* _Given exercise_
Reproduce the records below in their entirety, character for character.

* _Entries provided_
------------------------------------

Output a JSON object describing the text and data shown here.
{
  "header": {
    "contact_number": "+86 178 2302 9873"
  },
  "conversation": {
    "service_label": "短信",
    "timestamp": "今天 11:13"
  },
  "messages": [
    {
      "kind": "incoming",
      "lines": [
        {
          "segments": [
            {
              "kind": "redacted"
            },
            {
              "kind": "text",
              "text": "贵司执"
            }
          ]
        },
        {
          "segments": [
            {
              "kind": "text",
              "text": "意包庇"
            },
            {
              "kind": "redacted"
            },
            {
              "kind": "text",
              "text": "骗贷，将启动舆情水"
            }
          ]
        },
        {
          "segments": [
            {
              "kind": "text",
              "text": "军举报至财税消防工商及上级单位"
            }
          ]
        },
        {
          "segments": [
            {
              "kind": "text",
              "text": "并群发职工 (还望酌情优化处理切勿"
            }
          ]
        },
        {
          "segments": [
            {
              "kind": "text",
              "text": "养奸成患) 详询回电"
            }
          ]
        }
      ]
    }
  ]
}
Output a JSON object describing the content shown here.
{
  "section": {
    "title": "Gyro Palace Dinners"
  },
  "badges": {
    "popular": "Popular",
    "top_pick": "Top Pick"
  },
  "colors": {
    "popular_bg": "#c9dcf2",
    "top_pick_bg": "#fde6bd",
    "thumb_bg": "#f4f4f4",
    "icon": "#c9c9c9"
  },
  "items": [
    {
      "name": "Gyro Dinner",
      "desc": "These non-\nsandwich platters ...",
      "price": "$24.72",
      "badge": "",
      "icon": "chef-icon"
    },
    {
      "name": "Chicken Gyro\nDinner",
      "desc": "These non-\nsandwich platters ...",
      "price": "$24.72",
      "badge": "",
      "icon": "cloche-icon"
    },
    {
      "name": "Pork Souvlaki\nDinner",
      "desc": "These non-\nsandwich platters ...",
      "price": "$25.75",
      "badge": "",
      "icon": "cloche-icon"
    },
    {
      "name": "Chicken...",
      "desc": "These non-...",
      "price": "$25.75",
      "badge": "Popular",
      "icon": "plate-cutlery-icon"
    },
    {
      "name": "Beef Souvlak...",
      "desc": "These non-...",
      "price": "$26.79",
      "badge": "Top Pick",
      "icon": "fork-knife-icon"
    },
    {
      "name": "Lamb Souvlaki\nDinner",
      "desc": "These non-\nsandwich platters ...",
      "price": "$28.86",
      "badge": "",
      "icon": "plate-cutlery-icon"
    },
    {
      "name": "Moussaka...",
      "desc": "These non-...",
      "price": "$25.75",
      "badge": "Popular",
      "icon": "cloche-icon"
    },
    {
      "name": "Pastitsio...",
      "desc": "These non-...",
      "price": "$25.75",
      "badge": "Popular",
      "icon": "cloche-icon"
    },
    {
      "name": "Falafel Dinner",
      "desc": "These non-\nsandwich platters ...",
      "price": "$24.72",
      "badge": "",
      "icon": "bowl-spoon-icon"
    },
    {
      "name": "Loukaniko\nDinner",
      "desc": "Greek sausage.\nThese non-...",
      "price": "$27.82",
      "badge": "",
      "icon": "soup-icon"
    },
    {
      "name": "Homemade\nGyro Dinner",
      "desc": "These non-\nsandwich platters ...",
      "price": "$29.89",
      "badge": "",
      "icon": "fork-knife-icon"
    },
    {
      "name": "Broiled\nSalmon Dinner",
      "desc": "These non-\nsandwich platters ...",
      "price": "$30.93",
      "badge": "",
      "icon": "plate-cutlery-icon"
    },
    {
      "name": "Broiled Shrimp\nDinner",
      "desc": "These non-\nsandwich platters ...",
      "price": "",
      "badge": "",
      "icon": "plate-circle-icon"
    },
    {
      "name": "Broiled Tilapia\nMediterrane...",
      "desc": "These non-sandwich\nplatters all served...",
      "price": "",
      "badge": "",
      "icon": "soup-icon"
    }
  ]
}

------------------------------------

* _Final result_
Output a JSON object describing the text and data shown here.
{
  "header": {
    "contact_number": "+86 178 2302 9873"
  },
  "conversation": {
    "service_label": "短信",
    "timestamp": "今天 11:13"
  },
  "messages": [
    {
      "kind": "incoming",
      "lines": [
        {
          "segments": [
            {
              "kind": "redacted"
            },
            {
              "kind": "text",
              "text": "贵司执"
            }
          ]
        },
        {
          "segments": [
            {
              "kind": "text",
              "text": "意包庇"
            },
            {
              "kind": "redacted"
            },
            {
              "kind": "text",
              "text": "骗贷，将启动舆情水"
            }
          ]
        },
        {
          "segments": [
            {
              "kind": "text",
              "text": "军举报至财税消防工商及上级单位"
            }
          ]
        },
        {
          "segments": [
            {
              "kind": "text",
              "text": "并群发职工 (还望酌情优化处理切勿"
            }
          ]
        },
        {
          "segments": [
            {
              "kind": "text",
              "text": "养奸成患) 详询回电"
            }
          ]
        }
      ]
    }
  ]
}
Output a JSON object describing the content shown here.
{
  "section": {
    "title": "Gyro Palace Dinners"
  },
  "badges": {
    "popular": "Popular",
    "top_pick": "Top Pick"
  },
  "colors": {
    "popular_bg": "#c9dcf2",
    "top_pick_bg": "#fde6bd",
    "thumb_bg": "#f4f4f4",
    "icon": "#c9c9c9"
  },
  "items": [
    {
      "name": "Gyro Dinner",
      "desc": "These non-\nsandwich platters ...",
      "price": "$24.72",
      "badge": "",
      "icon": "chef-icon"
    },
    {
      "name": "Chicken Gyro\nDinner",
      "desc": "These non-\nsandwich platters ...",
      "price": "$24.72",
      "badge": "",
      "icon": "cloche-icon"
    },
    {
      "name": "Pork Souvlaki\nDinner",
      "desc": "These non-\nsandwich platters ...",
      "price": "$25.75",
      "badge": "",
      "icon": "cloche-icon"
    },
    {
      "name": "Chicken...",
      "desc": "These non-...",
      "price": "$25.75",
      "badge": "Popular",
      "icon": "plate-cutlery-icon"
    },
    {
      "name": "Beef Souvlak...",
      "desc": "These non-...",
      "price": "$26.79",
      "badge": "Top Pick",
      "icon": "fork-knife-icon"
    },
    {
      "name": "Lamb Souvlaki\nDinner",
      "desc": "These non-\nsandwich platters ...",
      "price": "$28.86",
      "badge": "",
      "icon": "plate-cutlery-icon"
    },
    {
      "name": "Moussaka...",
      "desc": "These non-...",
      "price": "$25.75",
      "badge": "Popular",
      "icon": "cloche-icon"
    },
    {
      "name": "Pastitsio...",
      "desc": "These non-...",
      "price": "$25.75",
      "badge": "Popular",
      "icon": "cloche-icon"
    },
    {
      "name": "Falafel Dinner",
      "desc": "These non-\nsandwich platters ...",
      "price": "$24.72",
      "badge": "",
      "icon": "bowl-spoon-icon"
    },
    {
      "name": "Loukaniko\nDinner",
      "desc": "Greek sausage.\nThese non-...",
      "price": "$27.82",
      "badge": "",
      "icon": "soup-icon"
    },
    {
      "name": "Homemade\nGyro Dinner",
      "desc": "These non-\nsandwich platters ...",
      "price": "$29.89",
      "badge": "",
      "icon": "fork-knife-icon"
    },
    {
      "name": "Broiled\nSalmon Dinner",
      "desc": "These non-\nsandwich platters ...",
      "price": "$30.93",
      "badge": "",
      "icon": "plate-cutlery-icon"
    },
    {
      "name": "Broiled Shrimp\nDinner",
      "desc": "These non-\nsandwich platters ...",
      "price": "",
      "badge": "",
      "icon": "plate-circle-icon"
    },
    {
      "name": "Broiled Tilapia\nMediterrane...",
      "desc": "These non-sandwich\nplatters all served...",
      "price": "",
      "badge": "",
      "icon": "soup-icon"
    }
  ]
}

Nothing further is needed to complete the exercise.